→ **Your instructions**:
Wherever a line in the data below holds "JSON", copy that line.

A block of data
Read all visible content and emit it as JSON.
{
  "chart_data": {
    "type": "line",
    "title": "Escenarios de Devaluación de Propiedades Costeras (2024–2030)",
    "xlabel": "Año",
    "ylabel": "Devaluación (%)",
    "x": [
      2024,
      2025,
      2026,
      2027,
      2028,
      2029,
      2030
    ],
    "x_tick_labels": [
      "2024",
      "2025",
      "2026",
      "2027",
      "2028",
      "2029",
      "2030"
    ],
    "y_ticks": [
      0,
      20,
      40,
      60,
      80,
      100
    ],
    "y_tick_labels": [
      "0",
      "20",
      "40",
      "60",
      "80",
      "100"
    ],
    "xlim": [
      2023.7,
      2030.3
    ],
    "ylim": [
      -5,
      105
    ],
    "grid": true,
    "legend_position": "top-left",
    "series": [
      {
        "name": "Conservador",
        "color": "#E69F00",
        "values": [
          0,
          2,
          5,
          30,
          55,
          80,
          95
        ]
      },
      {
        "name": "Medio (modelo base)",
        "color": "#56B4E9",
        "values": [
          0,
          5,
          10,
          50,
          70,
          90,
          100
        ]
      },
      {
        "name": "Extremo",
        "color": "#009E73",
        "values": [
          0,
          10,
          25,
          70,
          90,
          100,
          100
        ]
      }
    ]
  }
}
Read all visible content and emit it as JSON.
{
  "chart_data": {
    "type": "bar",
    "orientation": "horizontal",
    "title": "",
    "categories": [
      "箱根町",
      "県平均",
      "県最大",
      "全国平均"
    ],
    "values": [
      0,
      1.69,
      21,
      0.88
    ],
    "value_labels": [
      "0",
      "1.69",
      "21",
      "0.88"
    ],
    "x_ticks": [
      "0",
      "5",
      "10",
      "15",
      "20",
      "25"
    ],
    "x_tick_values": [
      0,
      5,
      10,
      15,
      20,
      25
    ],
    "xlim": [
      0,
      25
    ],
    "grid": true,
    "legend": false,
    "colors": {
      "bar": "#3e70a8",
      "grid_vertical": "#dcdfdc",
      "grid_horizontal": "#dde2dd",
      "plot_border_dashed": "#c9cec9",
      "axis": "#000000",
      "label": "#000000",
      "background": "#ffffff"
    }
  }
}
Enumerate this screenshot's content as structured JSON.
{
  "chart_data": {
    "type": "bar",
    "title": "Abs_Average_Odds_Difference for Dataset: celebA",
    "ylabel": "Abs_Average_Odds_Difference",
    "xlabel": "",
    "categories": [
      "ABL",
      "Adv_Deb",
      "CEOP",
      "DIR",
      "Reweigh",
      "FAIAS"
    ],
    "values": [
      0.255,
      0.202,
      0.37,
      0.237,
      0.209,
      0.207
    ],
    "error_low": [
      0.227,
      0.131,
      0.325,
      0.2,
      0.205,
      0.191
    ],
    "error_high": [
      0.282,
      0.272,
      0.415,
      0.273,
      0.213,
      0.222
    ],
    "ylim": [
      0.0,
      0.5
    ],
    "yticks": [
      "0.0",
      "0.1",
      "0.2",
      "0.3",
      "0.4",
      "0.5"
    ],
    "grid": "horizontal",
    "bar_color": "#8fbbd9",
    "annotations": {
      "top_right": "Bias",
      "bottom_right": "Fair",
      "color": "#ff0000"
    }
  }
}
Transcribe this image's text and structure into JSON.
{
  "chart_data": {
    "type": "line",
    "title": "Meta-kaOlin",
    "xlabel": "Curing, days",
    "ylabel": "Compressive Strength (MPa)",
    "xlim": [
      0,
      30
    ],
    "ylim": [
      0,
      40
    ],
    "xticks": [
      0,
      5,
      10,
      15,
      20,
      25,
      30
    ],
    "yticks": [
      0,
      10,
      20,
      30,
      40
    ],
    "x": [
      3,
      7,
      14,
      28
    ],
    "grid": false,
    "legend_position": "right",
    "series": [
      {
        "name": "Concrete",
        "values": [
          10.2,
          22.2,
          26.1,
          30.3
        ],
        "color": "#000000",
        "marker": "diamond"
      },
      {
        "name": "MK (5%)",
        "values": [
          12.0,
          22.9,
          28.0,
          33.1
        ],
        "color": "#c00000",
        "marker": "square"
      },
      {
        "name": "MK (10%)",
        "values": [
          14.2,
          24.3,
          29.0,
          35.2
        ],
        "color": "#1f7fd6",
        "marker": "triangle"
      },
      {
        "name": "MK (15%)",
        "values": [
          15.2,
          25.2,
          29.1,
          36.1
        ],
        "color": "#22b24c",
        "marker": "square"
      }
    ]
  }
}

→ **Task answer**:
Read all visible content and emit it as JSON.
Read all visible content and emit it as JSON.
Enumerate this screenshot's content as structured JSON.
Transcribe this image's text and structure into JSON.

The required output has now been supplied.